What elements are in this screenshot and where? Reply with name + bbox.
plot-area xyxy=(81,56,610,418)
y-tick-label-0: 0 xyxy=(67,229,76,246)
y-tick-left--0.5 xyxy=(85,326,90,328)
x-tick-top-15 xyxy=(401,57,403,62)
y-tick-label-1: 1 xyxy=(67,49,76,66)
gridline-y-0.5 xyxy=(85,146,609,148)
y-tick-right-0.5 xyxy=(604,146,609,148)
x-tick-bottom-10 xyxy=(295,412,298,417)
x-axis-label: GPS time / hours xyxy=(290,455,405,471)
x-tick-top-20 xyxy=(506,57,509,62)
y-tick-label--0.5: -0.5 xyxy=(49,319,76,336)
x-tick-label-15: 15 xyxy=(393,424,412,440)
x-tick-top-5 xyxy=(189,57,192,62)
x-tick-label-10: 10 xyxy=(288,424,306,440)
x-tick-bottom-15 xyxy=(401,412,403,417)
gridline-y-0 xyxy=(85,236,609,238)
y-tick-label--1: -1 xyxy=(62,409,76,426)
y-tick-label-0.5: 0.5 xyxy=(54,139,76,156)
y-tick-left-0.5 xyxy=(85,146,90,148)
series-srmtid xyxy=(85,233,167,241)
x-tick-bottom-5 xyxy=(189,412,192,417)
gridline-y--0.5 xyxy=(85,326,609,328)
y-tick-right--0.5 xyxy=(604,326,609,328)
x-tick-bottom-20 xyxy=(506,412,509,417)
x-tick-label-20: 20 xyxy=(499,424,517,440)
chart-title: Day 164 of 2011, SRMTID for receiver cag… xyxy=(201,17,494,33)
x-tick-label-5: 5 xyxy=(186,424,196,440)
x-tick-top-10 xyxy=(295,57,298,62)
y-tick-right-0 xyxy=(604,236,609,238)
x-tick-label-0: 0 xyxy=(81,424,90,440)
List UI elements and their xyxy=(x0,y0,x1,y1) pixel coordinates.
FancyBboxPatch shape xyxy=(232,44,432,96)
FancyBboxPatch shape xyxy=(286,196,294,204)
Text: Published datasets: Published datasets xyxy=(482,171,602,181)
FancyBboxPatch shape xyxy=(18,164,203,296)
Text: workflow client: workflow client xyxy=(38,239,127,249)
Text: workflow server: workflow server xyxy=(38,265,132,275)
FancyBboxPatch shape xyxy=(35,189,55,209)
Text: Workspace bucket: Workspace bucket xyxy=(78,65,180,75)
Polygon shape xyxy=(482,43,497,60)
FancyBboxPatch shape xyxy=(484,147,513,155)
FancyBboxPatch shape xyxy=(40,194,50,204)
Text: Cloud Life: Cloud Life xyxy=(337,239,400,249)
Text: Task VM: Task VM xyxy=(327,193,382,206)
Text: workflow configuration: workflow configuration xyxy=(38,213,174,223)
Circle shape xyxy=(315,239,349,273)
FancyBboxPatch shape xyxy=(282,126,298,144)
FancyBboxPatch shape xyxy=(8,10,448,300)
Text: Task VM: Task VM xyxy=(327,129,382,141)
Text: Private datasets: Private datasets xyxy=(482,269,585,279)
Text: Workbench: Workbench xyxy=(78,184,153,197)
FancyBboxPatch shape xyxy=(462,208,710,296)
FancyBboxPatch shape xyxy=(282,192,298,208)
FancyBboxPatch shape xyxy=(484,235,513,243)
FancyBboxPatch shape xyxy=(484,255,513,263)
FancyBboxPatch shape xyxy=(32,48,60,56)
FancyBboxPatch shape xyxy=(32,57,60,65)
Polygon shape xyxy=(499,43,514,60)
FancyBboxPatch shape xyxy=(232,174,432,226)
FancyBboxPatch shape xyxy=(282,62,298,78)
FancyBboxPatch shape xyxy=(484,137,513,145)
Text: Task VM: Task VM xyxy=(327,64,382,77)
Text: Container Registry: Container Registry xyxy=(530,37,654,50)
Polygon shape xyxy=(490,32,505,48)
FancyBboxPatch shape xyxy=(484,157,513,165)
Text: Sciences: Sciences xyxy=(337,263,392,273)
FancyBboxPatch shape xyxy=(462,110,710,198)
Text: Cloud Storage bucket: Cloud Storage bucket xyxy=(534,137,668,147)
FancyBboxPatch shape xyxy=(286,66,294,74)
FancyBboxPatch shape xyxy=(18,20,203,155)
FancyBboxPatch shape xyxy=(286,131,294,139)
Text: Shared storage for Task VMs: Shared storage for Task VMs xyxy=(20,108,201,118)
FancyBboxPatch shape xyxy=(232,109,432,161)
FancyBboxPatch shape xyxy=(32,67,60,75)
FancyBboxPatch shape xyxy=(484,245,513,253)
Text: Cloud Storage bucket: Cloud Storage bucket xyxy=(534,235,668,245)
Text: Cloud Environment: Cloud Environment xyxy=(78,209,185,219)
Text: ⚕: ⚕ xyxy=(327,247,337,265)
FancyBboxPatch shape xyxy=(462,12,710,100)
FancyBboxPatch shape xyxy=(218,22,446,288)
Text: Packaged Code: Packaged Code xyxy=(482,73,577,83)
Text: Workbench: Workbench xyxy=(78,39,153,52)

+ + + +

Task details: Please copy everything from the first of the rows above down to the row containing "x-axis-label: GPS time", including both of those rows.

Finished exercise:
What elements are in this screenshot and where? Reply with name + bbox.
plot-area xyxy=(81,56,610,418)
y-tick-label-0: 0 xyxy=(67,229,76,246)
y-tick-left--0.5 xyxy=(85,326,90,328)
x-tick-top-15 xyxy=(401,57,403,62)
y-tick-label-1: 1 xyxy=(67,49,76,66)
gridline-y-0.5 xyxy=(85,146,609,148)
y-tick-right-0.5 xyxy=(604,146,609,148)
x-tick-bottom-10 xyxy=(295,412,298,417)
x-axis-label: GPS time / hours xyxy=(290,455,405,471)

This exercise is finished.